── SOURCE RECORDS ──
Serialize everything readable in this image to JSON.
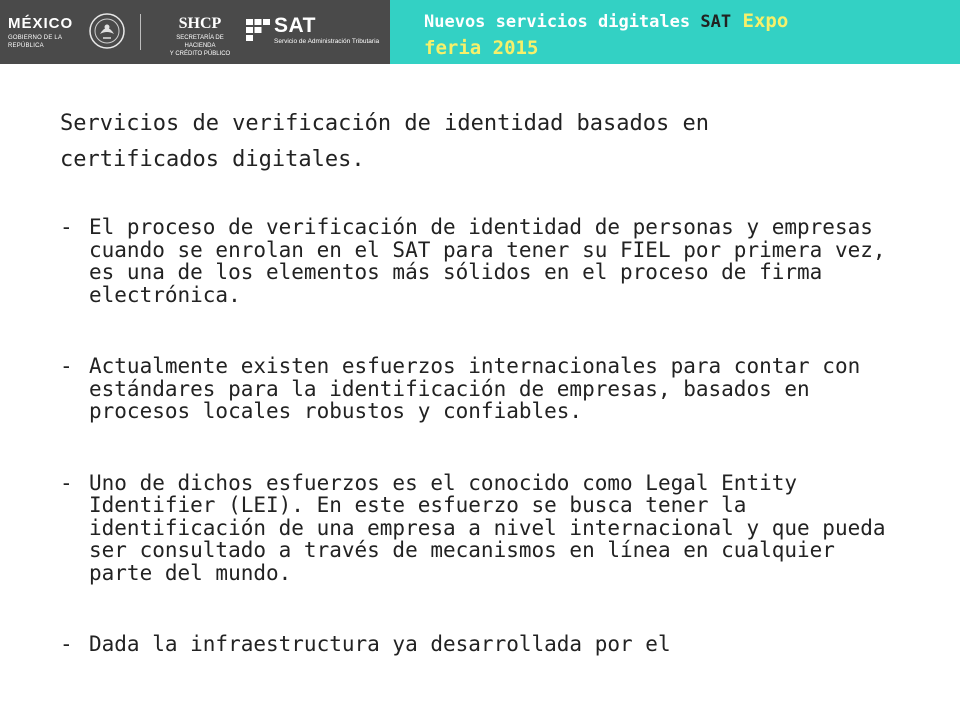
{
  "header": {
    "logos": {
      "mexico_title": "MÉXICO",
      "mexico_subtitle": "GOBIERNO DE LA REPÚBLICA",
      "shcp_title": "SHCP",
      "shcp_line1": "SECRETARÍA DE HACIENDA",
      "shcp_line2": "Y CRÉDITO PÚBLICO",
      "sat_title": "SAT",
      "sat_subtitle": "Servicio de Administración Tributaria"
    },
    "title_part1": "Nuevos servicios digitales ",
    "title_part2": "SAT",
    "title_part3": " Expo",
    "title_part4": "feria 2015",
    "colors": {
      "logo_bar": "#4a4a4a",
      "title_bar": "#33d1c4",
      "title_highlight": "#f6f06a"
    }
  },
  "content": {
    "intro": "Servicios de verificación de identidad basados en certificados digitales.",
    "bullet_marker": "-",
    "bullets": [
      "El proceso de verificación de identidad de personas y empresas cuando se enrolan en el SAT para tener su FIEL por primera vez, es una de los elementos más sólidos en el proceso de firma electrónica.",
      "Actualmente existen esfuerzos internacionales para contar con estándares para la identificación de empresas, basados en procesos locales robustos y confiables.",
      "Uno de dichos esfuerzos es el conocido como Legal Entity Identifier (LEI). En este esfuerzo se busca tener la identificación de una empresa a nivel internacional y que pueda ser consultado a través de mecanismos en línea en cualquier parte del mundo.",
      "Dada la infraestructura ya desarrollada por el"
    ]
  }
}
───
GOAL> Where a line in the entries holds the word "basados", copy that line.

RESPONSE TO THE TASK>
    "intro": "Servicios de verificación de identidad basados en certificados digitales.",
      "Actualmente existen esfuerzos internacionales para contar con estándares para la identificación de empresas, basados en procesos locales robustos y confiables.",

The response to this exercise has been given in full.